PROBLEM DETAILS: Go through the listing below and gather every line with the word "JSON".

AVAILABLE DATA:
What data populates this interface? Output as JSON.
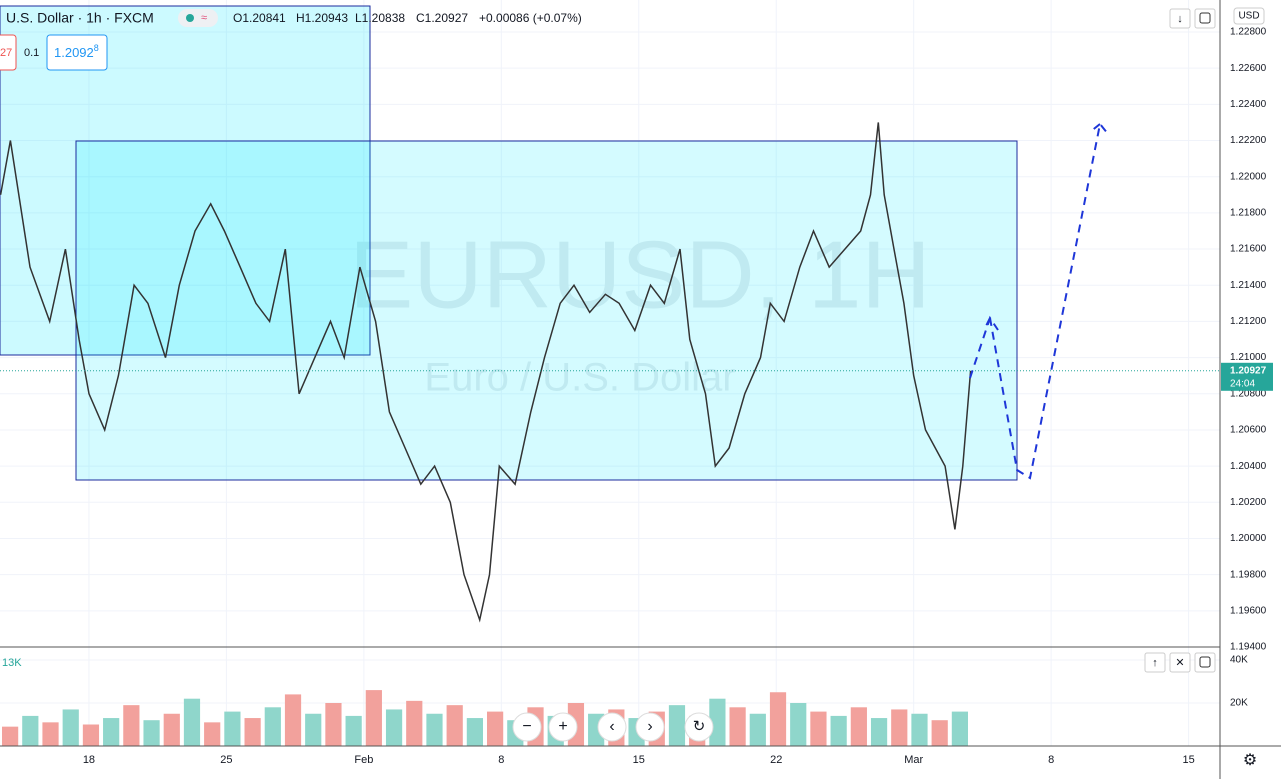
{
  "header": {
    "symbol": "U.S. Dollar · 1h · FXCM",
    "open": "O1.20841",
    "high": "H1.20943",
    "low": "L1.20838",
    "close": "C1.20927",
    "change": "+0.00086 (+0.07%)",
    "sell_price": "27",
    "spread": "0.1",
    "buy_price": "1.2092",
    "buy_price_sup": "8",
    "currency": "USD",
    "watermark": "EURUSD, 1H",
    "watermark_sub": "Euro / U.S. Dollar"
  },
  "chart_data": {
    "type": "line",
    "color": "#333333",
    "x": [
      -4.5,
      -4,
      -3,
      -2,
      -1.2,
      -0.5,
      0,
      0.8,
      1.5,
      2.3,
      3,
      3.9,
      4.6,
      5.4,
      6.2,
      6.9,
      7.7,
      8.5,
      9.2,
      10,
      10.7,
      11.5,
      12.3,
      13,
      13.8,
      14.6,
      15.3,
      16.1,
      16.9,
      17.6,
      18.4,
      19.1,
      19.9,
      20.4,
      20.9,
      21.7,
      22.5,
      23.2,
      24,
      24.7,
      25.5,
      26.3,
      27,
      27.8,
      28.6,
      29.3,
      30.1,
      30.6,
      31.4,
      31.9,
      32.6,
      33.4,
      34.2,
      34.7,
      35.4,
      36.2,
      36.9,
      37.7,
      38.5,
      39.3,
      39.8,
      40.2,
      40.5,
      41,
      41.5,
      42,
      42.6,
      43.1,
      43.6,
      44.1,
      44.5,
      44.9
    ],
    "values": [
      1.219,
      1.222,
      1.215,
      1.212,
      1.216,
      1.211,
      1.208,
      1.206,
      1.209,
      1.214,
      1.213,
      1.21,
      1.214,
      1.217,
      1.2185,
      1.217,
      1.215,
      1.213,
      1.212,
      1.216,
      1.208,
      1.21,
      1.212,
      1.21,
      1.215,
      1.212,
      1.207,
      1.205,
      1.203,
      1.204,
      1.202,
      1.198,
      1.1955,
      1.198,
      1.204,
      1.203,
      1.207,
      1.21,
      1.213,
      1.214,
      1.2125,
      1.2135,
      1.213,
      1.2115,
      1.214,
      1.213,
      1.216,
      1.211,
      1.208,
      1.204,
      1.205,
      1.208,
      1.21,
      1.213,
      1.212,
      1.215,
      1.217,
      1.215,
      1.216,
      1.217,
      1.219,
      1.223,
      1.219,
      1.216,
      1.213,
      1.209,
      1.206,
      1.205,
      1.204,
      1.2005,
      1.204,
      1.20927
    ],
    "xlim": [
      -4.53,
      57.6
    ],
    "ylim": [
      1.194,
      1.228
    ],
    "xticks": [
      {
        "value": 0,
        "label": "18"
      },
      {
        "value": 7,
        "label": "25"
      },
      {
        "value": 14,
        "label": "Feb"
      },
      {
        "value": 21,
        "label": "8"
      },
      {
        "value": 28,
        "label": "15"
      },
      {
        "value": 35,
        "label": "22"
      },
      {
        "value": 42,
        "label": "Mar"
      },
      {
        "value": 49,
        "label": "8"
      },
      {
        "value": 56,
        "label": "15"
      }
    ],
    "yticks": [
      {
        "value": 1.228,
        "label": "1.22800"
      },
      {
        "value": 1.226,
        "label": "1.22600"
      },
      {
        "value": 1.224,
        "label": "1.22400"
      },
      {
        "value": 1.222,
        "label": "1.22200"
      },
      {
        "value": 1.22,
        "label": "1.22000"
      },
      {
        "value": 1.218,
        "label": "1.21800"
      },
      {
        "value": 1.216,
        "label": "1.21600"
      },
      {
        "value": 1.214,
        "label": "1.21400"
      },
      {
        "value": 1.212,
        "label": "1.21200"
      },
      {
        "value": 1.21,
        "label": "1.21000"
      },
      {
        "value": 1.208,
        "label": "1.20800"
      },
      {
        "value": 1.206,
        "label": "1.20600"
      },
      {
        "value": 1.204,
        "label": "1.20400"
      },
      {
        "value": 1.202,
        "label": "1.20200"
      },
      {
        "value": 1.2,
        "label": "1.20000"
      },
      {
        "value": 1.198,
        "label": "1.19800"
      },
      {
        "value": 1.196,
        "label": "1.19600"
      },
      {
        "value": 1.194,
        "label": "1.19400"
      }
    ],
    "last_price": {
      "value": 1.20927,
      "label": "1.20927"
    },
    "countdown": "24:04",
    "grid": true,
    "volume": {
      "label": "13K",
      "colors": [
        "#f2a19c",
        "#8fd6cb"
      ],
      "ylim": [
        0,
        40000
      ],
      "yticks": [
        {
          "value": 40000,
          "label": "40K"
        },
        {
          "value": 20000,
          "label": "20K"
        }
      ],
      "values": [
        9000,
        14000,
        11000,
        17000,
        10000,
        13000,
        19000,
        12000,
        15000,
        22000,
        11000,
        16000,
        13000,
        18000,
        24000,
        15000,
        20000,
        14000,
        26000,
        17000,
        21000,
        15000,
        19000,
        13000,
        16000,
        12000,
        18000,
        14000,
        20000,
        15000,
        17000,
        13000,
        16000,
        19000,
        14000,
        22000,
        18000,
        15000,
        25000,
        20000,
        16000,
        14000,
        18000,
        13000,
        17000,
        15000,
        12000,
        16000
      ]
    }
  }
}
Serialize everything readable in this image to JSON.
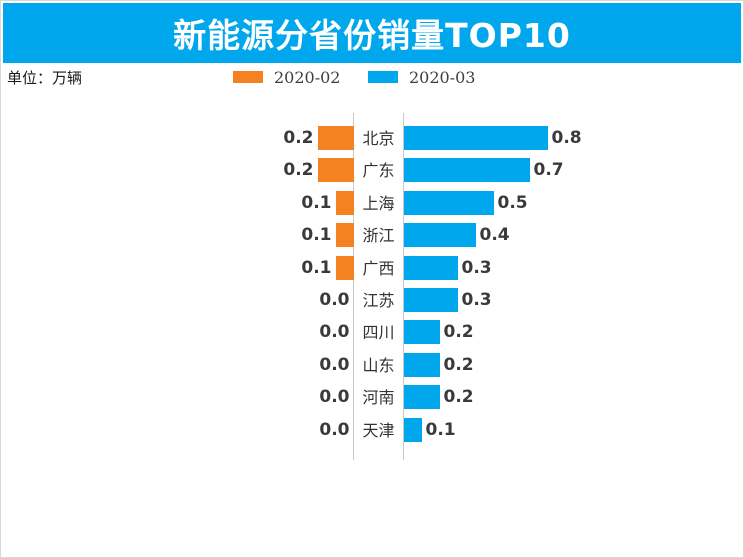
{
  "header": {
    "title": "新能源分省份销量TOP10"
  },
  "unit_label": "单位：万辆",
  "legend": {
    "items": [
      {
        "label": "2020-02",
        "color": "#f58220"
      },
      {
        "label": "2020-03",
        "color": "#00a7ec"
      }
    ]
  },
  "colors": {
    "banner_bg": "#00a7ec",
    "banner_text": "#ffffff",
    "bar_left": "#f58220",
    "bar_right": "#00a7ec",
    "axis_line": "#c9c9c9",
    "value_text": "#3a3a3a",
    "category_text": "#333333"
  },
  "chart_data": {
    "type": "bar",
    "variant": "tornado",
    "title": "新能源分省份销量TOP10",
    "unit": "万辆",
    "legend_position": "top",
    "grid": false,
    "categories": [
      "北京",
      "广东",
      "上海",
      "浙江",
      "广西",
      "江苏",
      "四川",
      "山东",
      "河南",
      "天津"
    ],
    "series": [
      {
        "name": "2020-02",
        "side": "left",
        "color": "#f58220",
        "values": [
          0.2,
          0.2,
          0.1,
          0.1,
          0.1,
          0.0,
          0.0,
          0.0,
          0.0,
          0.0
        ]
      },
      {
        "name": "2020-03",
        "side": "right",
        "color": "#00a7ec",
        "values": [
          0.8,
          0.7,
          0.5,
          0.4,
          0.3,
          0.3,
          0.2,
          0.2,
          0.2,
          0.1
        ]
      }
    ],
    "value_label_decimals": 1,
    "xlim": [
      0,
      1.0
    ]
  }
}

EXERCISE ANSWER:
What data populates this interface? Output as JSON.
Serialize everything readable in this image to JSON.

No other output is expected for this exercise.